* Start *

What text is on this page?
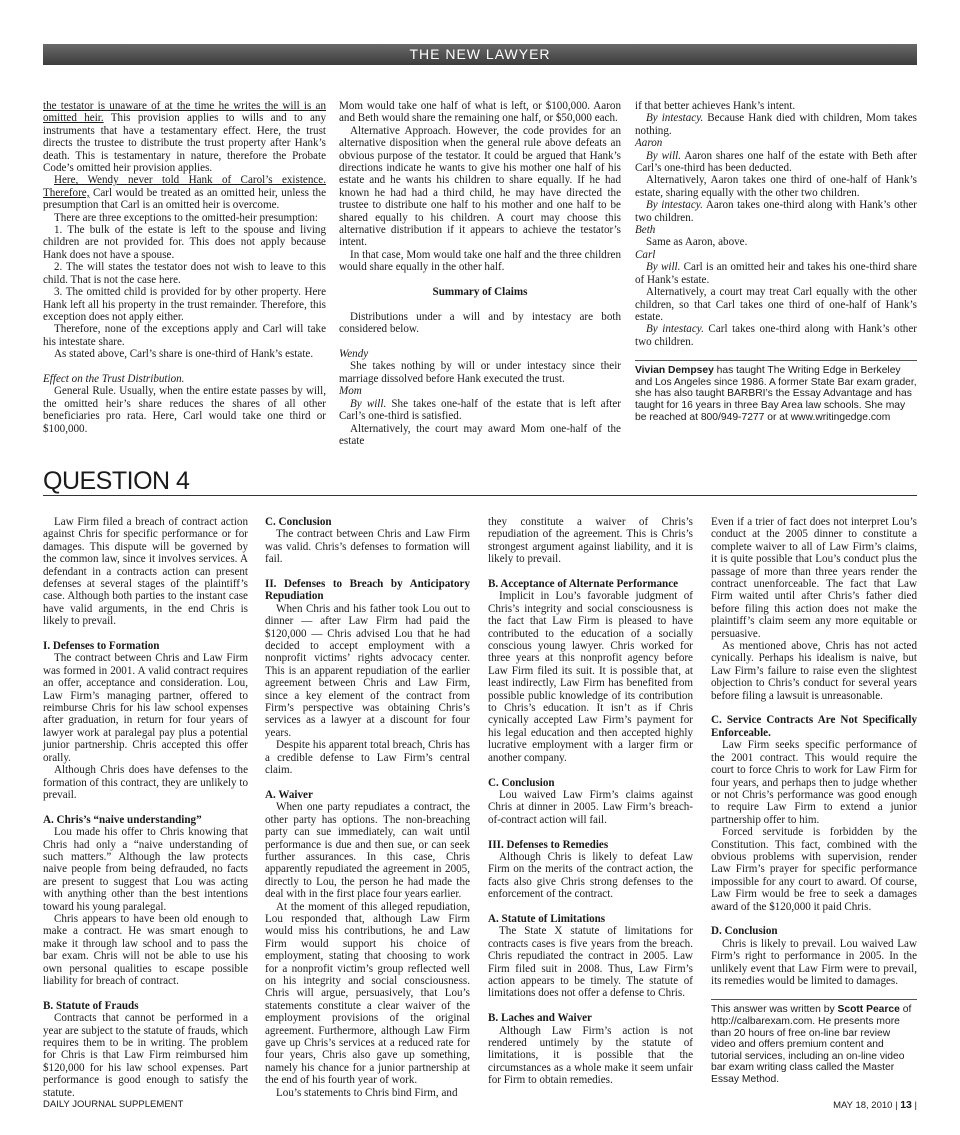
THE NEW LAWYER

the testator is unaware of at the time he writes the will is an omitted heir. This provision applies to wills and to any instruments that have a testamentary effect. Here, the trust directs the trustee to distribute the trust property after Hank’s death. This is testamentary in nature, therefore the Probate Code’s omitted heir provision applies.

Here, Wendy never told Hank of Carol’s existence. Therefore, Carl would be treated as an omitted heir, unless the presumption that Carl is an omitted heir is overcome.

There are three exceptions to the omitted-heir presumption:

1. The bulk of the estate is left to the spouse and living children are not provided for. This does not apply because Hank does not have a spouse.

2. The will states the testator does not wish to leave to this child. That is not the case here.

3. The omitted child is provided for by other property. Here Hank left all his property in the trust remainder. Therefore, this exception does not apply either.

Therefore, none of the exceptions apply and Carl will take his intestate share.

As stated above, Carl’s share is one-third of Hank’s estate.

Effect on the Trust Distribution.

General Rule. Usually, when the entire estate passes by will, the omitted heir’s share reduces the shares of all other beneficiaries pro rata. Here, Carl would take one third or $100,000.

Mom would take one half of what is left, or $100,000. Aaron and Beth would share the remaining one half, or $50,000 each.

Alternative Approach. However, the code provides for an alternative disposition when the general rule above defeats an obvious purpose of the testator. It could be argued that Hank’s directions indicate he wants to give his mother one half of his estate and he wants his children to share equally. If he had known he had had a third child, he may have directed the trustee to distribute one half to his mother and one half to be shared equally to his children. A court may choose this alternative distribution if it appears to achieve the testator’s intent.

In that case, Mom would take one half and the three children would share equally in the other half.

Summary of Claims

Distributions under a will and by intestacy are both considered below.

Wendy

She takes nothing by will or under intestacy since their marriage dissolved before Hank executed the trust.

Mom

By will. She takes one-half of the estate that is left after Carl’s one-third is satisfied.

Alternatively, the court may award Mom one-half of the estate

if that better achieves Hank’s intent.

By intestacy. Because Hank died with children, Mom takes nothing.

Aaron

By will. Aaron shares one half of the estate with Beth after Carl’s one-third has been deducted.

Alternatively, Aaron takes one third of one-half of Hank’s estate, sharing equally with the other two children.

By intestacy. Aaron takes one-third along with Hank’s other two children.

Beth

Same as Aaron, above.

Carl

By will. Carl is an omitted heir and takes his one-third share of Hank’s estate.

Alternatively, a court may treat Carl equally with the other children, so that Carl takes one third of one-half of Hank’s estate.

By intestacy. Carl takes one-third along with Hank’s other two children.

Vivian Dempsey has taught The Writing Edge in Berkeley and Los Angeles since 1986. A former State Bar exam grader, she has also taught BARBRI’s the Essay Advantage and has taught for 16 years in three Bay Area law schools. She may be reached at 800/949-7277 or at www.writingedge.com
QUESTION 4

Law Firm filed a breach of contract action against Chris for specific performance or for damages. This dispute will be governed by the common law, since it involves services. A defendant in a contracts action can present defenses at several stages of the plaintiff’s case. Although both parties to the instant case have valid arguments, in the end Chris is likely to prevail.

I. Defenses to Formation

The contract between Chris and Law Firm was formed in 2001. A valid contract requires an offer, acceptance and consideration. Lou, Law Firm’s managing partner, offered to reimburse Chris for his law school expenses after graduation, in return for four years of lawyer work at paralegal pay plus a potential junior partnership. Chris accepted this offer orally.

Although Chris does have defenses to the formation of this contract, they are unlikely to prevail.

A. Chris’s “naive understanding”

Lou made his offer to Chris knowing that Chris had only a “naive understanding of such matters.” Although the law protects naive people from being defrauded, no facts are present to suggest that Lou was acting with anything other than the best intentions toward his young paralegal.

Chris appears to have been old enough to make a contract. He was smart enough to make it through law school and to pass the bar exam. Chris will not be able to use his own personal qualities to escape possible liability for breach of contract.

B. Statute of Frauds

Contracts that cannot be performed in a year are subject to the statute of frauds, which requires them to be in writing. The problem for Chris is that Law Firm reimbursed him $120,000 for his law school expenses. Part performance is good enough to satisfy the statute.

C. Conclusion

The contract between Chris and Law Firm was valid. Chris’s defenses to formation will fail.

II. Defenses to Breach by Anticipatory Repudiation

When Chris and his father took Lou out to dinner — after Law Firm had paid the $120,000 — Chris advised Lou that he had decided to accept employment with a nonprofit victims’ rights advocacy center. This is an apparent repudiation of the earlier agreement between Chris and Law Firm, since a key element of the contract from Firm’s perspective was obtaining Chris’s services as a lawyer at a discount for four years.

Despite his apparent total breach, Chris has a credible defense to Law Firm’s central claim.

A. Waiver

When one party repudiates a contract, the other party has options. The non-breaching party can sue immediately, can wait until performance is due and then sue, or can seek further assurances. In this case, Chris apparently repudiated the agreement in 2005, directly to Lou, the person he had made the deal with in the first place four years earlier.

At the moment of this alleged repudiation, Lou responded that, although Law Firm would miss his contributions, he and Law Firm would support his choice of employment, stating that choosing to work for a nonprofit victim’s group reflected well on his integrity and social consciousness. Chris will argue, persuasively, that Lou’s statements constitute a clear waiver of the employment provisions of the original agreement. Furthermore, although Law Firm gave up Chris’s services at a reduced rate for four years, Chris also gave up something, namely his chance for a junior partnership at the end of his fourth year of work.

Lou’s statements to Chris bind Firm, and

they constitute a waiver of Chris’s repudiation of the agreement. This is Chris’s strongest argument against liability, and it is likely to prevail.

B. Acceptance of Alternate Performance

Implicit in Lou’s favorable judgment of Chris’s integrity and social consciousness is the fact that Law Firm is pleased to have contributed to the education of a socially conscious young lawyer. Chris worked for three years at this nonprofit agency before Law Firm filed its suit. It is possible that, at least indirectly, Law Firm has benefited from possible public knowledge of its contribution to Chris’s education. It isn’t as if Chris cynically accepted Law Firm’s payment for his legal education and then accepted highly lucrative employment with a larger firm or another company.

C. Conclusion

Lou waived Law Firm’s claims against Chris at dinner in 2005. Law Firm’s breach-of-contract action will fail.

III. Defenses to Remedies

Although Chris is likely to defeat Law Firm on the merits of the contract action, the facts also give Chris strong defenses to the enforcement of the contract.

A. Statute of Limitations

The State X statute of limitations for contracts cases is five years from the breach. Chris repudiated the contract in 2005. Law Firm filed suit in 2008. Thus, Law Firm’s action appears to be timely. The statute of limitations does not offer a defense to Chris.

B. Laches and Waiver

Although Law Firm’s action is not rendered untimely by the statute of limitations, it is possible that the circumstances as a whole make it seem unfair for Firm to obtain remedies.

Even if a trier of fact does not interpret Lou’s conduct at the 2005 dinner to constitute a complete waiver to all of Law Firm’s claims, it is quite possible that Lou’s conduct plus the passage of more than three years render the contract unenforceable. The fact that Law Firm waited until after Chris’s father died before filing this action does not make the plaintiff’s claim seem any more equitable or persuasive.

As mentioned above, Chris has not acted cynically. Perhaps his idealism is naive, but Law Firm’s failure to raise even the slightest objection to Chris’s conduct for several years before filing a lawsuit is unreasonable.

C. Service Contracts Are Not Specifically Enforceable.

Law Firm seeks specific performance of the 2001 contract. This would require the court to force Chris to work for Law Firm for four years, and perhaps then to judge whether or not Chris’s performance was good enough to require Law Firm to extend a junior partnership offer to him.

Forced servitude is forbidden by the Constitution. This fact, combined with the obvious problems with supervision, render Law Firm’s prayer for specific performance impossible for any court to award. Of course, Law Firm would be free to seek a damages award of the $120,000 it paid Chris.

D. Conclusion

Chris is likely to prevail. Lou waived Law Firm’s right to performance in 2005. In the unlikely event that Law Firm were to prevail, its remedies would be limited to damages.

This answer was written by Scott Pearce of http://calbarexam.com. He presents more than 20 hours of free on-line bar review video and offers premium content and tutorial services, including an on-line video bar exam writing class called the Master Essay Method.
DAILY JOURNAL SUPPLEMENT	MAY 18, 2010 | 13 |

* End *

BRIEF :: Pull every line holding "takes" out of the records.

FINAL RESULT ::
She takes nothing by will or under intestacy since their marriage dissolved before Hank executed the trust.
By will. She takes one-half of the estate that is left after Carl’s one-third is satisfied.
By intestacy. Because Hank died with children, Mom takes nothing.
Alternatively, Aaron takes one third of one-half of Hank’s estate, sharing equally with the other two children.
By intestacy. Aaron takes one-third along with Hank’s other two children.
By will. Carl is an omitted heir and takes his one-third share of Hank’s estate.
Alternatively, a court may treat Carl equally with the other children, so that Carl takes one third of one-half of Hank’s estate.
By intestacy. Carl takes one-third along with Hank’s other two children.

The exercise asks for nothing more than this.